== MATERIAL PROVIDED

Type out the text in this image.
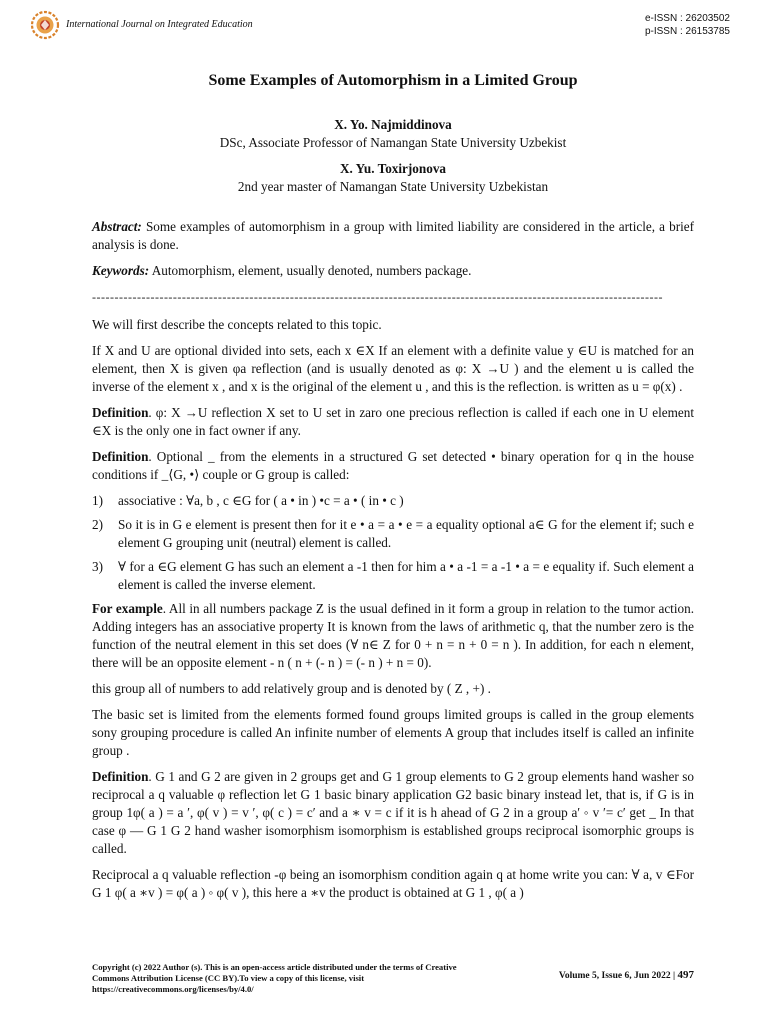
International Journal on Integrated Education
e-ISSN : 26203502
p-ISSN : 26153785
Some Examples of Automorphism in a Limited Group
X. Yo. Najmiddinova
DSc, Associate Professor of Namangan State University Uzbekist
X. Yu. Toxirjonova
2nd year master of Namangan State University Uzbekistan

Abstract: Some examples of automorphism in a group with limited liability are considered in the article, a brief analysis is done.

Keywords: Automorphism, element, usually denoted, numbers package.

-------------------------------------------------------------------------------------------------------------------------------

We will first describe the concepts related to this topic.

If X and U are optional divided into sets, each x ∈X If an element with a definite value y ∈U is matched for an element, then X is given φa reflection (and is usually denoted as φ: X →U ) and the element u is called the inverse of the element x , and x is the original of the element u , and this is the reflection. is written as u = φ(x) .

Definition. φ: X →U reflection X set to U set in zaro one precious reflection is called if each one in U element ∈X is the only one in fact owner if any.

Definition. Optional _ from the elements in a structured G set detected • binary operation for q in the house conditions if _⟨G, •⟩ couple or G group is called:

1) associative : ∀a, b , c ∈G for ( a • in ) •c = a • ( in • c )
2) So it is in G e element is present then for it e • a = a • e = a equality optional a∈ G for the element if; such e element G grouping unit (neutral) element is called.
3) ∀ for a ∈G element G has such an element a -1 then for him a • a -1 = a -1 • a = e equality if. Such element a element is called the inverse element.

For example. All in all numbers package Z is the usual defined in it form a group in relation to the tumor action. Adding integers has an associative property It is known from the laws of arithmetic q, that the number zero is the function of the neutral element in this set does (∀ n∈ Z for 0 + n = n + 0 = n ). In addition, for each n element, there will be an opposite element - n ( n + (- n ) = (- n ) + n = 0).

this group all of numbers to add relatively group and is denoted by ( Z , +) .

The basic set is limited from the elements formed found groups limited groups is called in the group elements sony grouping procedure is called An infinite number of elements A group that includes itself is called an infinite group .

Definition. G 1 and G 2 are given in 2 groups get and G 1 group elements to G 2 group elements hand washer so reciprocal a q valuable φ reflection let G 1 basic binary application G2 basic binary instead let, that is, if G is in group 1φ( a ) = a ′, φ( v ) = v ′, φ( c ) = c′ and a ∗ v = c if it is h ahead of G 2 in a group a′ ◦ v ′= c′ get _ In that case φ — G 1 G 2 hand washer isomorphism isomorphism is established groups reciprocal isomorphic groups is called.

Reciprocal a q valuable reflection -φ being an isomorphism condition again q at home write you can: ∀ a, v ∈For G 1 φ( a ∗v ) = φ( a ) ◦ φ( v ), this here a ∗v the product is obtained at G 1 , φ( a )

Copyright (c) 2022 Author (s). This is an open-access article distributed under the terms of Creative Commons Attribution License (CC BY).To view a copy of this license, visit https://creativecommons.org/licenses/by/4.0/
Volume 5, Issue 6, Jun 2022 | 497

====

### WHAT IS REQUIRED
Return only the lines of the records in which the string "isomorphism" appears.

### RESPONSE TO THE TASK
Definition. G 1 and G 2 are given in 2 groups get and G 1 group elements to G 2 group elements hand washer so reciprocal a q valuable φ reflection let G 1 basic binary application G2 basic binary instead let, that is, if G is in group 1φ( a ) = a ′, φ( v ) = v ′, φ( c ) = c′ and a ∗ v = c if it is h ahead of G 2 in a group a′ ◦ v ′= c′ get _ In that case φ — G 1 G 2 hand washer isomorphism isomorphism is established groups reciprocal isomorphic groups is called.
Reciprocal a q valuable reflection -φ being an isomorphism condition again q at home write you can: ∀ a, v ∈For G 1 φ( a ∗v ) = φ( a ) ◦ φ( v ), this here a ∗v the product is obtained at G 1 , φ( a )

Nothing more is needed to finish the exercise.